# START OF Records provided

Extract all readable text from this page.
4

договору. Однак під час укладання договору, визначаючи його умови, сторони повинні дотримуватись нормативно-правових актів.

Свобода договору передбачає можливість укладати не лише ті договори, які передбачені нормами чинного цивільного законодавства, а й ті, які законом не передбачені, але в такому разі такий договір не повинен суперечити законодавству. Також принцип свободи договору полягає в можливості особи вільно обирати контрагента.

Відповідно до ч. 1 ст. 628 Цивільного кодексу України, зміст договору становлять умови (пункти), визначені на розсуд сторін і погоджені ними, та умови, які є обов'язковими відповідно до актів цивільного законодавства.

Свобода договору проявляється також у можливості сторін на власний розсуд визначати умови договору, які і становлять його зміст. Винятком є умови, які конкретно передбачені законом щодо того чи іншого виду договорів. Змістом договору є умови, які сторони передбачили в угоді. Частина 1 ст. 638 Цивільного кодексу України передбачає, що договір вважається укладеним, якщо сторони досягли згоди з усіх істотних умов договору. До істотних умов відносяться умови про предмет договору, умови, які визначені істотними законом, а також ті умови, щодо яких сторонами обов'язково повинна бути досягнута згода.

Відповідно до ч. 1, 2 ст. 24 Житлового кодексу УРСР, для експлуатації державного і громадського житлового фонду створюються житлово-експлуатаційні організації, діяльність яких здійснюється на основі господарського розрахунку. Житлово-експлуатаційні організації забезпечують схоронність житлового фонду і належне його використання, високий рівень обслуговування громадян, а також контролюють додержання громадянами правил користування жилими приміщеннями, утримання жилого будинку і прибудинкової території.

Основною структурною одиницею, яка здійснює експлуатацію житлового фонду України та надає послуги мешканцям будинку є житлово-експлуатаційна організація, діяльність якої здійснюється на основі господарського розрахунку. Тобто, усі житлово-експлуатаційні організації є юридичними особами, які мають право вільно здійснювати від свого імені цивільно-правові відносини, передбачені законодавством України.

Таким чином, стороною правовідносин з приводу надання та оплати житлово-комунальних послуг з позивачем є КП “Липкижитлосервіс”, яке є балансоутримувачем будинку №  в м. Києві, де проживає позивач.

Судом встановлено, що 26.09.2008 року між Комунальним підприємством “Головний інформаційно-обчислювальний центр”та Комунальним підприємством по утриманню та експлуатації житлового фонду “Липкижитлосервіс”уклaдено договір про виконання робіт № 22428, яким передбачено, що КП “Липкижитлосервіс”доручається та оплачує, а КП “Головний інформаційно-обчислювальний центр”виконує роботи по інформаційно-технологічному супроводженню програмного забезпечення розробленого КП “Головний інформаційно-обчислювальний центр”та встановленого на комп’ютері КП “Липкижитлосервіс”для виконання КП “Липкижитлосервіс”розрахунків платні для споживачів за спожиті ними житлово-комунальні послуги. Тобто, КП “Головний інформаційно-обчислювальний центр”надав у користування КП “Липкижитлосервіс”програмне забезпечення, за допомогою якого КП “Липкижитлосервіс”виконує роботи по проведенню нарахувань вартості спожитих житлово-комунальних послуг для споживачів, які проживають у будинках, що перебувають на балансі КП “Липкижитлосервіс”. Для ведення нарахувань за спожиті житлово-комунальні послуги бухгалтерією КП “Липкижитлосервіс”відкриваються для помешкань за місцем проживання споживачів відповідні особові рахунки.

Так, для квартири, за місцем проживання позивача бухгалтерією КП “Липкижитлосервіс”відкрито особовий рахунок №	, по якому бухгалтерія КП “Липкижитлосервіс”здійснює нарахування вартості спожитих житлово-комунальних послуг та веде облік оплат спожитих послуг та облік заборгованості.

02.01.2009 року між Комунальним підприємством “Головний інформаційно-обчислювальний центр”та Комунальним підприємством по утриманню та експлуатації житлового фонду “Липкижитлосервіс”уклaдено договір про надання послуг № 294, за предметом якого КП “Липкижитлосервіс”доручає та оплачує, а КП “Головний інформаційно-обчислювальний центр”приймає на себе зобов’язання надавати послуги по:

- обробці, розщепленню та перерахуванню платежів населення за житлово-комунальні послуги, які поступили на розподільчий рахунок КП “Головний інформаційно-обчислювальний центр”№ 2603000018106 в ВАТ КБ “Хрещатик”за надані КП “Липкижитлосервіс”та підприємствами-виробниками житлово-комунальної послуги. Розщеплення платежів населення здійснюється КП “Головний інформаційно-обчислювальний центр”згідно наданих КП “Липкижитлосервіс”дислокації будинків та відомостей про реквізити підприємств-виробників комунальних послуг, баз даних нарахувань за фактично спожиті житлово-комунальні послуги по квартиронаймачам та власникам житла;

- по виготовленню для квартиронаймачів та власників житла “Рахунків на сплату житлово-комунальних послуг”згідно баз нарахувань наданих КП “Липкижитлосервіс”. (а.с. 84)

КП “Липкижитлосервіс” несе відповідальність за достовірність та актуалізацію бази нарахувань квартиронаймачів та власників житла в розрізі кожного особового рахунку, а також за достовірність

# END OF Records provided

#### Task requirements
In the records above, find each line holding "року" and copy it.

#### Exercise solution
Судом встановлено, що 26.09.2008 року між Комунальним підприємством “Головний інформаційно-обчислювальний центр”та Комунальним підприємством по утриманню та експлуатації житлового фонду “Липкижитлосервіс”уклaдено договір про виконання робіт № 22428, яким передбачено, що КП “Липкижитлосервіс”доручається та оплачує, а КП “Головний інформаційно-обчислювальний центр”виконує роботи по інформаційно-технологічному супроводженню програмного забезпечення розробленого КП “Головний інформаційно-обчислювальний центр”та встановленого на комп’ютері КП “Липкижитлосервіс”для виконання КП “Липкижитлосервіс”розрахунків платні для споживачів за спожиті ними житлово-комунальні послуги. Тобто, КП “Головний інформаційно-обчислювальний центр”надав у користування КП “Липкижитлосервіс”програмне забезпечення, за допомогою якого КП “Липкижитлосервіс”виконує роботи по проведенню нарахувань вартості спожитих житлово-комунальних послуг для споживачів, які проживають у будинках, що перебувають на балансі КП “Липкижитлосервіс”. Для ведення нарахувань за спожиті житлово-комунальні послуги бухгалтерією КП “Липкижитлосервіс”відкриваються для помешкань за місцем проживання споживачів відповідні особові рахунки.
02.01.2009 року між Комунальним підприємством “Головний інформаційно-обчислювальний центр”та Комунальним підприємством по утриманню та експлуатації житлового фонду “Липкижитлосервіс”уклaдено договір про надання послуг № 294, за предметом якого КП “Липкижитлосервіс”доручає та оплачує, а КП “Головний інформаційно-обчислювальний центр”приймає на себе зобов’язання надавати послуги по:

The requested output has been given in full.